• Task directions: Copy, from the entries below, each line where the word "pour" can be found.

--------

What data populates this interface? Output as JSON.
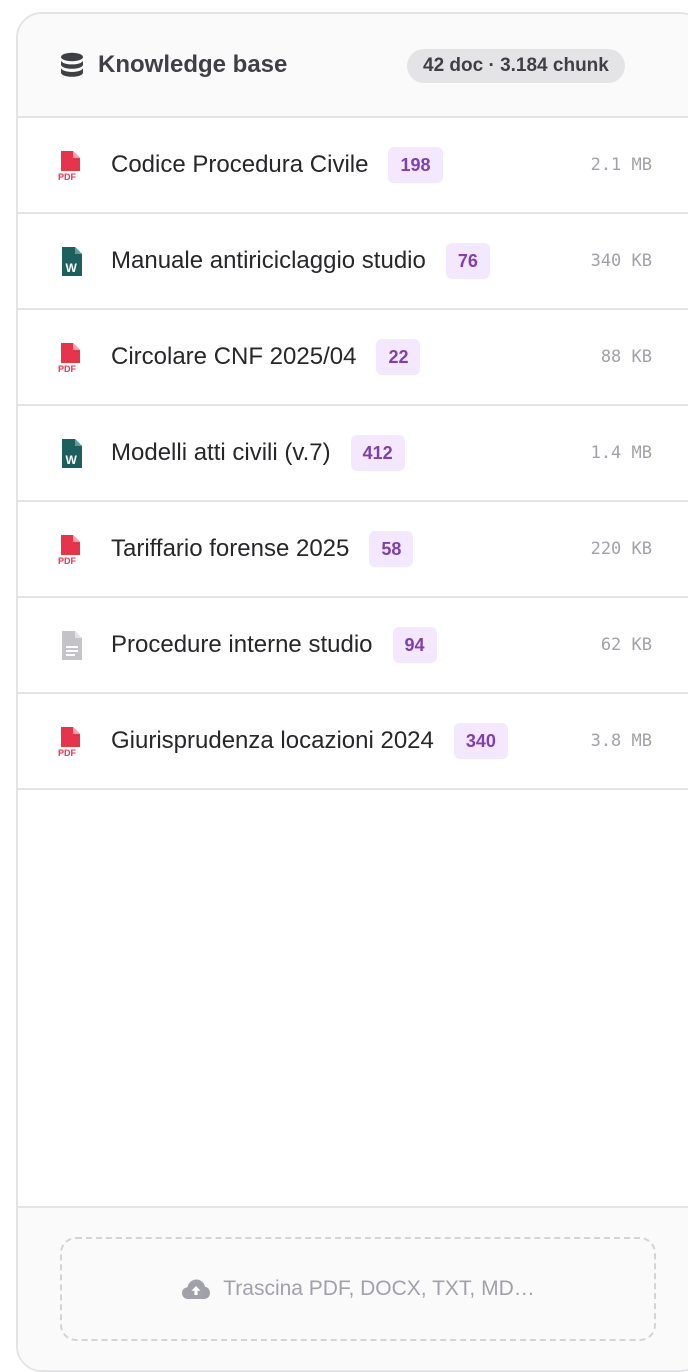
{
  "header": {
    "title": "Knowledge base",
    "icon": "database-icon",
    "stats": "42 doc · 3.184 chunk"
  },
  "documents": [
    {
      "name": "Codice Procedura Civile",
      "chunks": "198",
      "size": "2.1 MB",
      "type": "pdf",
      "icon": "pdf-file-icon"
    },
    {
      "name": "Manuale antiriciclaggio studio",
      "chunks": "76",
      "size": "340 KB",
      "type": "word",
      "icon": "word-file-icon"
    },
    {
      "name": "Circolare CNF 2025/04",
      "chunks": "22",
      "size": "88 KB",
      "type": "pdf",
      "icon": "pdf-file-icon"
    },
    {
      "name": "Modelli atti civili (v.7)",
      "chunks": "412",
      "size": "1.4 MB",
      "type": "word",
      "icon": "word-file-icon"
    },
    {
      "name": "Tariffario forense 2025",
      "chunks": "58",
      "size": "220 KB",
      "type": "pdf",
      "icon": "pdf-file-icon"
    },
    {
      "name": "Procedure interne studio",
      "chunks": "94",
      "size": "62 KB",
      "type": "text",
      "icon": "text-file-icon"
    },
    {
      "name": "Giurisprudenza locazioni 2024",
      "chunks": "340",
      "size": "3.8 MB",
      "type": "pdf",
      "icon": "pdf-file-icon"
    }
  ],
  "dropzone": {
    "label": "Trascina PDF, DOCX, TXT, MD…",
    "icon": "cloud-upload-icon"
  },
  "colors": {
    "pdf": "#e5354a",
    "word": "#1e5e5e",
    "text": "#c4c4c8",
    "badge_bg": "#f3e8ff",
    "badge_text": "#7e3faf"
  }
}
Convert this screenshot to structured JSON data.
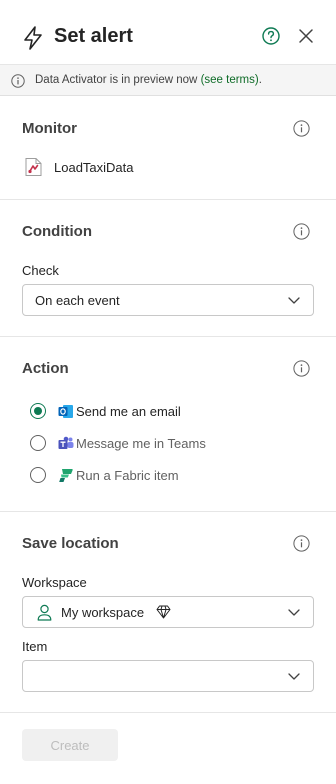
{
  "header": {
    "title": "Set alert"
  },
  "banner": {
    "text": "Data Activator is in preview now",
    "link_text": "(see terms)",
    "trailing": "."
  },
  "monitor": {
    "title": "Monitor",
    "item_name": "LoadTaxiData"
  },
  "condition": {
    "title": "Condition",
    "check_label": "Check",
    "check_value": "On each event"
  },
  "action": {
    "title": "Action",
    "options": [
      {
        "label": "Send me an email",
        "selected": true,
        "icon": "outlook-icon"
      },
      {
        "label": "Message me in Teams",
        "selected": false,
        "icon": "teams-icon"
      },
      {
        "label": "Run a Fabric item",
        "selected": false,
        "icon": "fabric-icon"
      }
    ]
  },
  "save_location": {
    "title": "Save location",
    "workspace_label": "Workspace",
    "workspace_value": "My workspace",
    "item_label": "Item",
    "item_value": ""
  },
  "footer": {
    "create_label": "Create"
  },
  "colors": {
    "accent": "#0e7a53",
    "link": "#0f6c28",
    "banner_bg": "#f5f5f5",
    "disabled_button_bg": "#f0f0f0"
  }
}
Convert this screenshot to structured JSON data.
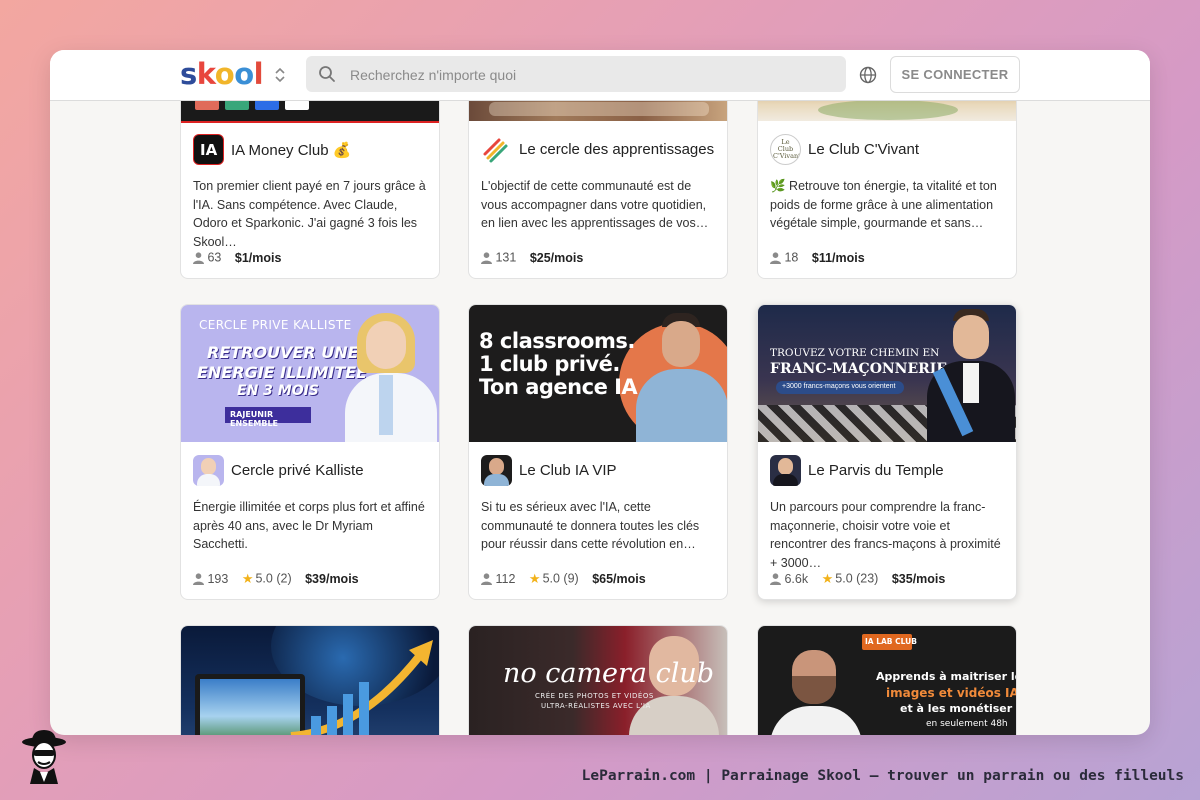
{
  "header": {
    "logo": "skool",
    "search_placeholder": "Recherchez n'importe quoi",
    "login_label": "SE CONNECTER"
  },
  "cards": [
    {
      "name": "IA Money Club 💰",
      "description": "Ton premier client payé en 7 jours grâce à l'IA. Sans compétence. Avec Claude, Odoro et Sparkonic. J'ai gagné 3 fois les Skool…",
      "members": "63",
      "price": "$1/mois",
      "avatar_text": "IA"
    },
    {
      "name": "Le cercle des apprentissages",
      "description": "L'objectif de cette communauté est de vous accompagner dans votre quotidien, en lien avec les apprentissages de vos…",
      "members": "131",
      "price": "$25/mois"
    },
    {
      "name": "Le Club C'Vivant",
      "description": "🌿 Retrouve ton énergie, ta vitalité et ton poids de forme grâce à une alimentation végétale simple, gourmande et sans…",
      "members": "18",
      "price": "$11/mois",
      "avatar_text": "Le Club C'Vivant"
    },
    {
      "name": "Cercle privé Kalliste",
      "description": "Énergie illimitée et corps plus fort et affiné après 40 ans, avec le Dr Myriam Sacchetti.",
      "members": "193",
      "rating": "5.0 (2)",
      "price": "$39/mois",
      "banner": {
        "top": "CERCLE PRIVE KALLISTE",
        "line1": "RETROUVER UNE",
        "line2": "ENERGIE ILLIMITEE",
        "line3": "EN 3 MOIS",
        "tag": "RAJEUNIR ENSEMBLE"
      }
    },
    {
      "name": "Le Club IA VIP",
      "description": "Si tu es sérieux avec l'IA, cette communauté te donnera toutes les clés pour réussir dans cette révolution en…",
      "members": "112",
      "rating": "5.0 (9)",
      "price": "$65/mois",
      "banner": {
        "line1": "8 classrooms.",
        "line2": "1 club privé.",
        "line3": "Ton agence IA"
      }
    },
    {
      "name": "Le Parvis du Temple",
      "description": "Un parcours pour comprendre la franc-maçonnerie, choisir votre voie et rencontrer des francs-maçons à proximité + 3000…",
      "members": "6.6k",
      "rating": "5.0 (23)",
      "price": "$35/mois",
      "banner": {
        "line1": "TROUVEZ VOTRE CHEMIN EN",
        "line2": "FRANC-MAÇONNERIE",
        "line3": "+3000 francs-maçons vous orientent"
      }
    },
    {
      "banner": {}
    },
    {
      "banner": {
        "line1": "no camera club",
        "line2": "CRÉE DES PHOTOS ET VIDÉOS",
        "line3": "ULTRA-RÉALISTES AVEC L'IA"
      }
    },
    {
      "banner": {
        "badge": "IA LAB CLUB",
        "line1": "Apprends à maitriser les",
        "line2": "images et vidéos IA",
        "line3": "et à les monétiser",
        "line4": "en seulement 48h"
      }
    }
  ],
  "footer": {
    "caption": "LeParrain.com | Parrainage Skool — trouver un parrain ou des filleuls"
  },
  "colors": {
    "accent_price": "#222222",
    "star": "#f2b21a",
    "background_gradient": [
      "#f3a7a0",
      "#b7a3d4"
    ]
  }
}
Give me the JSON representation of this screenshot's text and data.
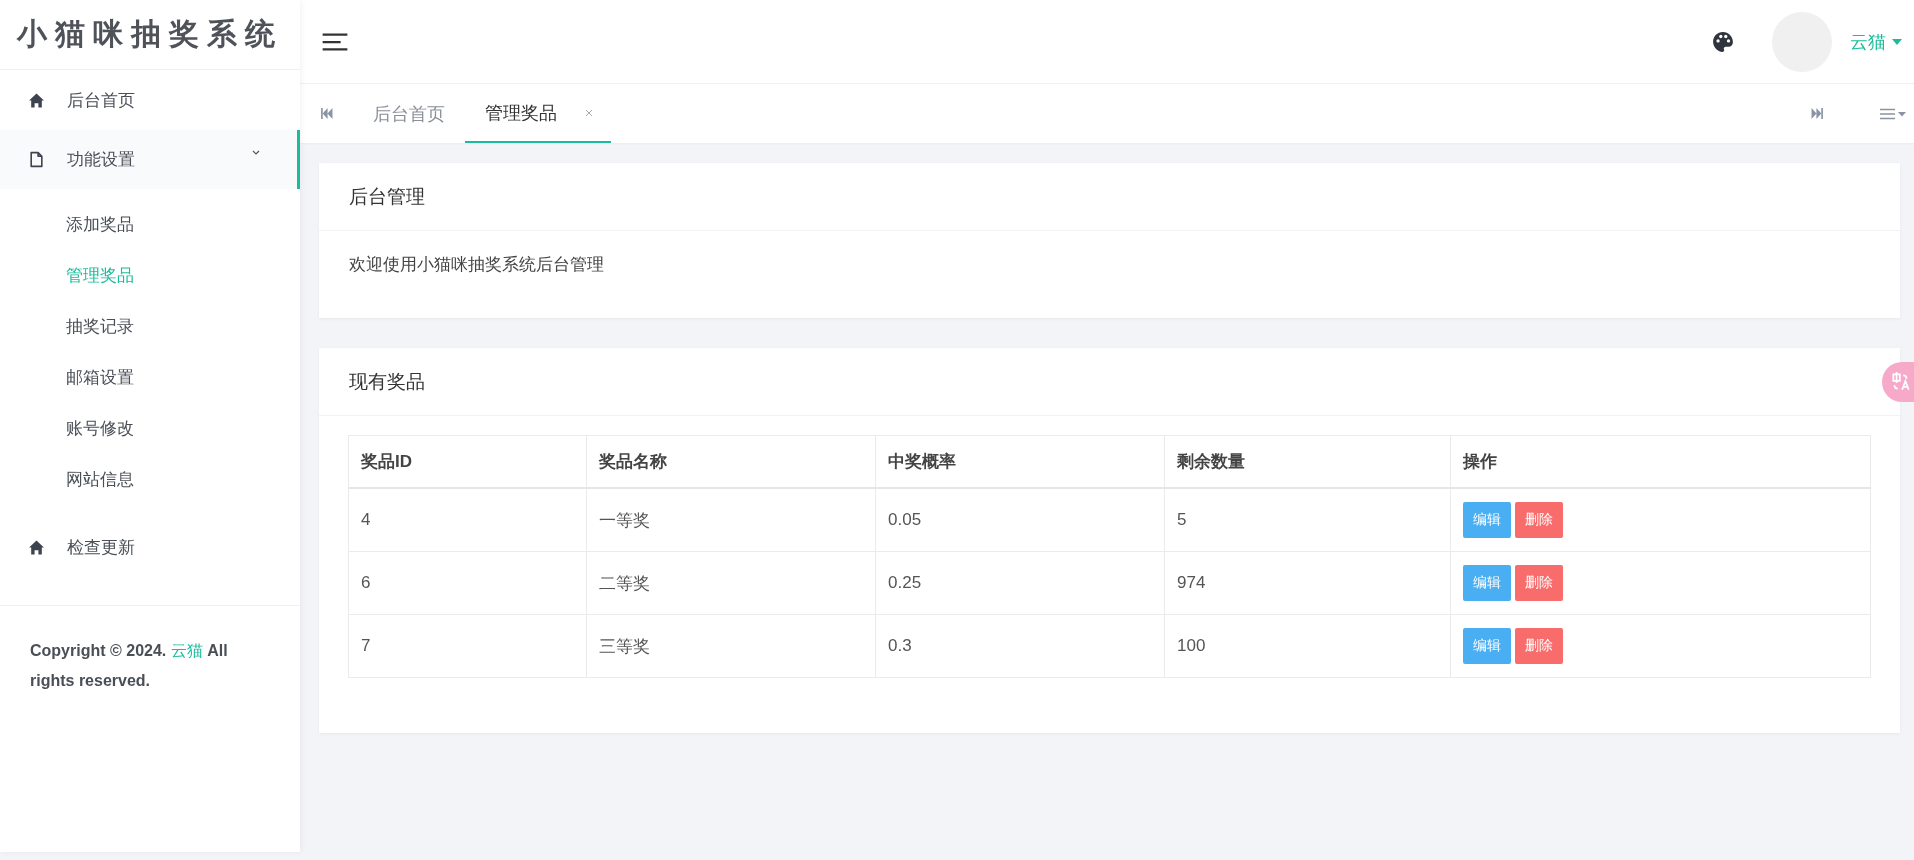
{
  "sidebar": {
    "logo": "小猫咪抽奖系统",
    "menu": [
      {
        "label": "后台首页",
        "kind": "home",
        "selected": false,
        "expanded": false
      },
      {
        "label": "功能设置",
        "kind": "file",
        "selected": false,
        "expanded": true,
        "children": [
          {
            "label": "添加奖品",
            "selected": false
          },
          {
            "label": "管理奖品",
            "selected": true
          },
          {
            "label": "抽奖记录",
            "selected": false
          },
          {
            "label": "邮箱设置",
            "selected": false
          },
          {
            "label": "账号修改",
            "selected": false
          },
          {
            "label": "网站信息",
            "selected": false
          }
        ]
      },
      {
        "label": "检查更新",
        "kind": "home",
        "selected": false,
        "expanded": false
      }
    ],
    "copyright": {
      "before": "Copyright © 2024.",
      "link": "云猫",
      "after": "All rights reserved."
    }
  },
  "header": {
    "user": "云猫"
  },
  "tabs": [
    {
      "label": "后台首页",
      "selected": false,
      "closable": false
    },
    {
      "label": "管理奖品",
      "selected": true,
      "closable": true
    }
  ],
  "welcome_card": {
    "title": "后台管理",
    "text": "欢迎使用小猫咪抽奖系统后台管理"
  },
  "prizes_card": {
    "title": "现有奖品",
    "columns": [
      "奖品ID",
      "奖品名称",
      "中奖概率",
      "剩余数量",
      "操作"
    ],
    "rows": [
      {
        "cells": [
          "4",
          "一等奖",
          "0.05",
          "5"
        ],
        "actions": [
          {
            "label": "编辑",
            "kind": "edit"
          },
          {
            "label": "删除",
            "kind": "delete"
          }
        ]
      },
      {
        "cells": [
          "6",
          "二等奖",
          "0.25",
          "974"
        ],
        "actions": [
          {
            "label": "编辑",
            "kind": "edit"
          },
          {
            "label": "删除",
            "kind": "delete"
          }
        ]
      },
      {
        "cells": [
          "7",
          "三等奖",
          "0.3",
          "100"
        ],
        "actions": [
          {
            "label": "编辑",
            "kind": "edit"
          },
          {
            "label": "删除",
            "kind": "delete"
          }
        ]
      }
    ]
  }
}
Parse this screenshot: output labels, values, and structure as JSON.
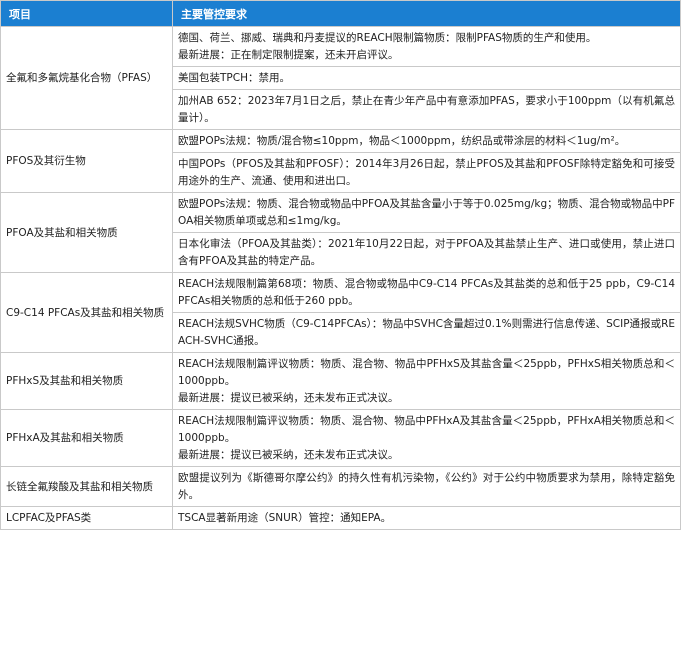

--------

• Result of the exercise:
      "description": "Si tu es sérieux avec l'IA, cette communauté te donnera toutes les clés pour réussir dans cette révolution en…",
      "description": "Un parcours pour comprendre la franc-maçonnerie, choisir votre voie et rencontrer des francs-maçons à proximité + 3000…",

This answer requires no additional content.